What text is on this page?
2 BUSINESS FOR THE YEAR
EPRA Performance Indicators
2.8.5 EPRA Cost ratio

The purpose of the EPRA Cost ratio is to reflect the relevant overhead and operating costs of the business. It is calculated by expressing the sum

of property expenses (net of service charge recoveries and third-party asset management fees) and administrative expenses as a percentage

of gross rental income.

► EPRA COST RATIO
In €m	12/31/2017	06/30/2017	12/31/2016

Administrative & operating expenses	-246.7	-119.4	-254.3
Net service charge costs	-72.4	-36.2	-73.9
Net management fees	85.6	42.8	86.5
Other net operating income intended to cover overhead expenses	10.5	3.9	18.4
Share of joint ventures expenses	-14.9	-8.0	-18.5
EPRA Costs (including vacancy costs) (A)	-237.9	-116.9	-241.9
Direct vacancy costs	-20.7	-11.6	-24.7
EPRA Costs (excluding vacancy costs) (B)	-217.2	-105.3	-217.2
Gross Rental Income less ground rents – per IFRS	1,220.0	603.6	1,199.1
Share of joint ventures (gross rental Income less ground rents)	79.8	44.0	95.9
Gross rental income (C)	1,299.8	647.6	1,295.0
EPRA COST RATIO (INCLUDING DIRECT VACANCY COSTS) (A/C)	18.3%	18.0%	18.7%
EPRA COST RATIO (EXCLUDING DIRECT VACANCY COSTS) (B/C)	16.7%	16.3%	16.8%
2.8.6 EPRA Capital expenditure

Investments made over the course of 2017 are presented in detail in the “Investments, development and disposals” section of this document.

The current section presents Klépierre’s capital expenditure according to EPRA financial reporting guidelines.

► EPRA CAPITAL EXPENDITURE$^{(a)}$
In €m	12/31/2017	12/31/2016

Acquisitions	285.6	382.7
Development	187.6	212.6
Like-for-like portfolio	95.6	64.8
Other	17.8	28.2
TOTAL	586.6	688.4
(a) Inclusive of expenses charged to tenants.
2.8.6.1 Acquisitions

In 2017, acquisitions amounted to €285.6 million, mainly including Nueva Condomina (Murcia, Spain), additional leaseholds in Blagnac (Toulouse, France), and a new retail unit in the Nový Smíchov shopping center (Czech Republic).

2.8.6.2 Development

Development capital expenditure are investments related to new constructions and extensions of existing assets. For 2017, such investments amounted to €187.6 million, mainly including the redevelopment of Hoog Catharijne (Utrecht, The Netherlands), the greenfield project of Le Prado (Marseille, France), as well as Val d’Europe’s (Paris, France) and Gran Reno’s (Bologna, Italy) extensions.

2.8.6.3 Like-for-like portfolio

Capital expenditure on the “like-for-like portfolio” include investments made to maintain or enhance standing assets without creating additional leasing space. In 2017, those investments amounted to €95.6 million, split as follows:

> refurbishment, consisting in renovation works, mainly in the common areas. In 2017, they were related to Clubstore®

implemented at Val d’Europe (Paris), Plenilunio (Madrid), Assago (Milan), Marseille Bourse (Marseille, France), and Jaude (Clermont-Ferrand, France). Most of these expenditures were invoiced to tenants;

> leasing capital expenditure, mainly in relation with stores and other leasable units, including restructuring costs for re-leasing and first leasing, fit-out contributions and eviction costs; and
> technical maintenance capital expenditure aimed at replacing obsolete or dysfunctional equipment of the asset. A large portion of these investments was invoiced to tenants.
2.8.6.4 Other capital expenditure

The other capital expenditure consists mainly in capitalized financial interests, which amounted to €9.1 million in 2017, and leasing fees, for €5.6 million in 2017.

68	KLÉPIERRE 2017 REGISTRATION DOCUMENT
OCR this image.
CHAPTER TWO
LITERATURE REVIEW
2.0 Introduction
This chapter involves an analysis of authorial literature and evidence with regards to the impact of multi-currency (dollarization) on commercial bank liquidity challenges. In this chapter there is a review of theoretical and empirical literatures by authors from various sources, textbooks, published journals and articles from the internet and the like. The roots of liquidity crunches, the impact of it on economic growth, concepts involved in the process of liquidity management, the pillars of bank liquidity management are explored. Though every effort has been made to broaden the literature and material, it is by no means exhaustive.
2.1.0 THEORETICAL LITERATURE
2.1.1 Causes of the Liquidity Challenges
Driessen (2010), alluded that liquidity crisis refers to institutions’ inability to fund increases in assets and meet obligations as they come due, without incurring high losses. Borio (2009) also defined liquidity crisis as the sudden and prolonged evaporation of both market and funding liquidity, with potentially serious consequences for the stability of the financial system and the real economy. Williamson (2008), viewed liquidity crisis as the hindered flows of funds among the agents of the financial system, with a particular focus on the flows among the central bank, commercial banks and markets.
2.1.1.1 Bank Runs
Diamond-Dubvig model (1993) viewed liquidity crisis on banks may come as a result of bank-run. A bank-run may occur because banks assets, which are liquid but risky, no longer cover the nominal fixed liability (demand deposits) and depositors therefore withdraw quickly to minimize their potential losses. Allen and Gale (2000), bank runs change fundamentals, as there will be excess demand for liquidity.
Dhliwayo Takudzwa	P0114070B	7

____________________

■ STATED GOAL: Please set down all the data word for word.

■ THE ANSWER:
What text is on this page?
2 BUSINESS FOR THE YEAR
EPRA Performance Indicators
2.8.5 EPRA Cost ratio

The purpose of the EPRA Cost ratio is to reflect the relevant overhead and operating costs of the business. It is calculated by expressing the sum

of property expenses (net of service charge recoveries and third-party asset management fees) and administrative expenses as a percentage

of gross rental income.

► EPRA COST RATIO
In €m	12/31/2017	06/30/2017	12/31/2016

Administrative & operating expenses	-246.7	-119.4	-254.3
Net service charge costs	-72.4	-36.2	-73.9
Net management fees	85.6	42.8	86.5
Other net operating income intended to cover overhead expenses	10.5	3.9	18.4
Share of joint ventures expenses	-14.9	-8.0	-18.5
EPRA Costs (including vacancy costs) (A)	-237.9	-116.9	-241.9
Direct vacancy costs	-20.7	-11.6	-24.7
EPRA Costs (excluding vacancy costs) (B)	-217.2	-105.3	-217.2
Gross Rental Income less ground rents – per IFRS	1,220.0	603.6	1,199.1
Share of joint ventures (gross rental Income less ground rents)	79.8	44.0	95.9
Gross rental income (C)	1,299.8	647.6	1,295.0
EPRA COST RATIO (INCLUDING DIRECT VACANCY COSTS) (A/C)	18.3%	18.0%	18.7%
EPRA COST RATIO (EXCLUDING DIRECT VACANCY COSTS) (B/C)	16.7%	16.3%	16.8%
2.8.6 EPRA Capital expenditure

Investments made over the course of 2017 are presented in detail in the “Investments, development and disposals” section of this document.

The current section presents Klépierre’s capital expenditure according to EPRA financial reporting guidelines.

► EPRA CAPITAL EXPENDITURE$^{(a)}$
In €m	12/31/2017	12/31/2016

Acquisitions	285.6	382.7
Development	187.6	212.6
Like-for-like portfolio	95.6	64.8
Other	17.8	28.2
TOTAL	586.6	688.4
(a) Inclusive of expenses charged to tenants.
2.8.6.1 Acquisitions

In 2017, acquisitions amounted to €285.6 million, mainly including Nueva Condomina (Murcia, Spain), additional leaseholds in Blagnac (Toulouse, France), and a new retail unit in the Nový Smíchov shopping center (Czech Republic).

2.8.6.2 Development

Development capital expenditure are investments related to new constructions and extensions of existing assets. For 2017, such investments amounted to €187.6 million, mainly including the redevelopment of Hoog Catharijne (Utrecht, The Netherlands), the greenfield project of Le Prado (Marseille, France), as well as Val d’Europe’s (Paris, France) and Gran Reno’s (Bologna, Italy) extensions.

2.8.6.3 Like-for-like portfolio

Capital expenditure on the “like-for-like portfolio” include investments made to maintain or enhance standing assets without creating additional leasing space. In 2017, those investments amounted to €95.6 million, split as follows:

> refurbishment, consisting in renovation works, mainly in the common areas. In 2017, they were related to Clubstore®

implemented at Val d’Europe (Paris), Plenilunio (Madrid), Assago (Milan), Marseille Bourse (Marseille, France), and Jaude (Clermont-Ferrand, France). Most of these expenditures were invoiced to tenants;

> leasing capital expenditure, mainly in relation with stores and other leasable units, including restructuring costs for re-leasing and first leasing, fit-out contributions and eviction costs; and
> technical maintenance capital expenditure aimed at replacing obsolete or dysfunctional equipment of the asset. A large portion of these investments was invoiced to tenants.
2.8.6.4 Other capital expenditure

The other capital expenditure consists mainly in capitalized financial interests, which amounted to €9.1 million in 2017, and leasing fees, for €5.6 million in 2017.

68	KLÉPIERRE 2017 REGISTRATION DOCUMENT
OCR this image.
CHAPTER TWO
LITERATURE REVIEW
2.0 Introduction
This chapter involves an analysis of authorial literature and evidence with regards to the impact of multi-currency (dollarization) on commercial bank liquidity challenges. In this chapter there is a review of theoretical and empirical literatures by authors from various sources, textbooks, published journals and articles from the internet and the like. The roots of liquidity crunches, the impact of it on economic growth, concepts involved in the process of liquidity management, the pillars of bank liquidity management are explored. Though every effort has been made to broaden the literature and material, it is by no means exhaustive.
2.1.0 THEORETICAL LITERATURE
2.1.1 Causes of the Liquidity Challenges
Driessen (2010), alluded that liquidity crisis refers to institutions’ inability to fund increases in assets and meet obligations as they come due, without incurring high losses. Borio (2009) also defined liquidity crisis as the sudden and prolonged evaporation of both market and funding liquidity, with potentially serious consequences for the stability of the financial system and the real economy. Williamson (2008), viewed liquidity crisis as the hindered flows of funds among the agents of the financial system, with a particular focus on the flows among the central bank, commercial banks and markets.
2.1.1.1 Bank Runs
Diamond-Dubvig model (1993) viewed liquidity crisis on banks may come as a result of bank-run. A bank-run may occur because banks assets, which are liquid but risky, no longer cover the nominal fixed liability (demand deposits) and depositors therefore withdraw quickly to minimize their potential losses. Allen and Gale (2000), bank runs change fundamentals, as there will be excess demand for liquidity.
Dhliwayo Takudzwa	P0114070B	7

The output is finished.